Description of the task —
Count the lines in the material below that contain the string "support", treating uppercase and lowercase as different, and reply with that number alone.
>> Begin
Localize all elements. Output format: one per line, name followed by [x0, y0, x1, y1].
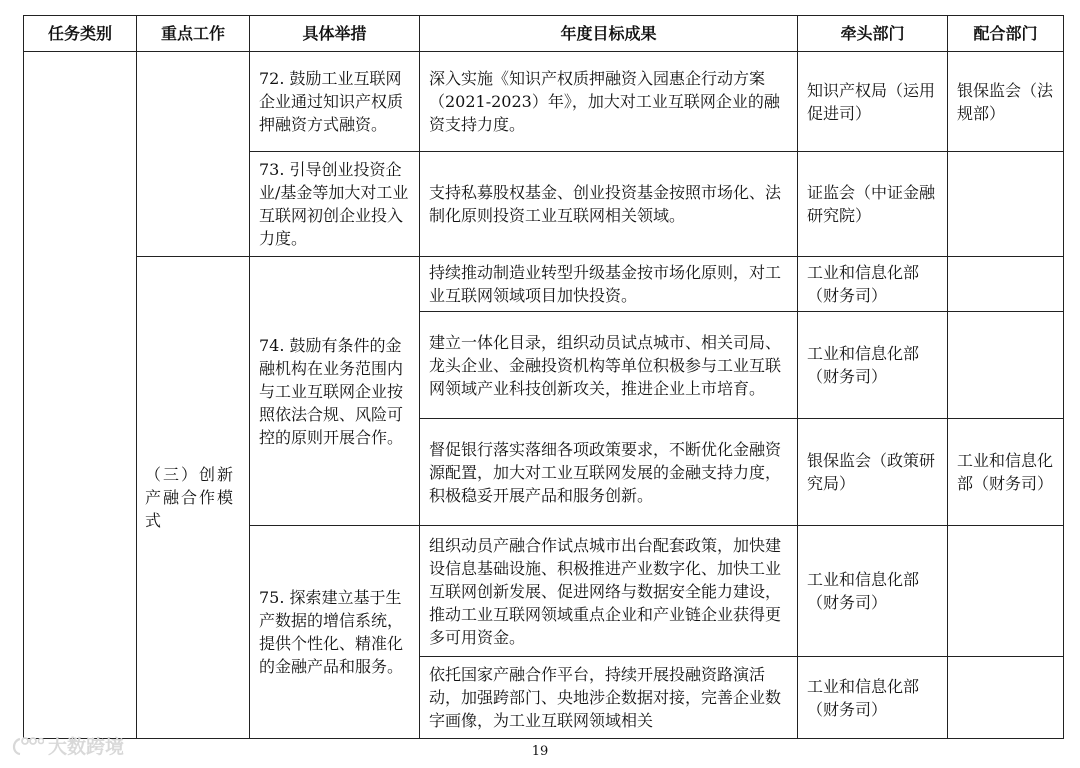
header-annual-goal: 年度目标成果: [420, 16, 798, 52]
key-work-label: （三）创新产融合作模式: [145, 465, 236, 530]
goal-cell: 依托国家产融合作平台，持续开展投融资路演活动，加强跨部门、央地涉企数据对接，完善企业数字画像，为工业互联网领域相关: [420, 657, 798, 739]
watermark-text: 大数跨境: [48, 736, 125, 758]
table-header-row: [24, 16, 1064, 52]
lead-department-cell: 知识产权局（运用促进司）: [798, 52, 948, 152]
page-number: 19: [531, 744, 549, 759]
goal-cell: 支持私募股权基金、创业投资基金按照市场化、法制化原则投资工业互联网相关领域。: [420, 152, 798, 257]
header-task-category: 任务类别: [24, 16, 137, 52]
measure-cell: 75. 探索建立基于生产数据的增信系统，提供个性化、精准化的金融产品和服务。: [250, 526, 420, 739]
goal-cell: 组织动员产融合作试点城市出台配套政策，加快建设信息基础设施、积极推进产业数字化、加快工业互联网创新发展、促进网络与数据安全能力建设，推动工业互联网领域重点企业和产业链企业获得更多可用资金。: [420, 526, 798, 657]
support-department-cell: [948, 257, 1064, 312]
lead-department-cell: 工业和信息化部（财务司）: [798, 312, 948, 419]
support-department-cell: 工业和信息化部（财务司）: [948, 419, 1064, 526]
table-row: [24, 52, 1064, 152]
lead-department-cell: 银保监会（政策研究局）: [798, 419, 948, 526]
header-specific-measures: 具体举措: [250, 16, 420, 52]
table-row: [24, 257, 1064, 312]
goal-cell: 持续推动制造业转型升级基金按市场化原则，对工业互联网领域项目加快投资。: [420, 257, 798, 312]
lead-department-cell: 证监会（中证金融研究院）: [798, 152, 948, 257]
goal-cell: 建立一体化目录，组织动员试点城市、相关司局、龙头企业、金融投资机构等单位积极参与工业互联网领域产业科技创新攻关，推进企业上市培育。: [420, 312, 798, 419]
support-department-cell: [948, 657, 1064, 739]
measure-cell: 72. 鼓励工业互联网企业通过知识产权质押融资方式融资。: [250, 52, 420, 152]
support-department-cell: [948, 152, 1064, 257]
header-support-department: 配合部门: [948, 16, 1064, 52]
header-key-work: 重点工作: [137, 16, 250, 52]
key-work-cell: [137, 257, 250, 739]
lead-department-cell: 工业和信息化部（财务司）: [798, 257, 948, 312]
measure-cell: 73. 引导创业投资企业/基金等加大对工业互联网初创企业投入力度。: [250, 152, 420, 257]
lead-department-cell: 工业和信息化部（财务司）: [798, 657, 948, 739]
support-department-cell: 银保监会（法规部）: [948, 52, 1064, 152]
header-lead-department: 牵头部门: [798, 16, 948, 52]
goal-cell: 深入实施《知识产权质押融资入园惠企行动方案（2021-2023）年》，加大对工业互联网企业的融资支持力度。: [420, 52, 798, 152]
measure-cell: 74. 鼓励有条件的金融机构在业务范围内与工业互联网企业按照依法合规、风险可控的原则开展合作。: [250, 257, 420, 526]
support-department-cell: [948, 526, 1064, 657]
key-work-cell: [137, 52, 250, 257]
work-plan-table: [23, 15, 1064, 739]
lead-department-cell: 工业和信息化部（财务司）: [798, 526, 948, 657]
task-category-cell: [24, 52, 137, 739]
support-department-cell: [948, 312, 1064, 419]
goal-cell: 督促银行落实落细各项政策要求，不断优化金融资源配置，加大对工业互联网发展的金融支持力度，积极稳妥开展产品和服务创新。: [420, 419, 798, 526]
>> End
Right answer —
8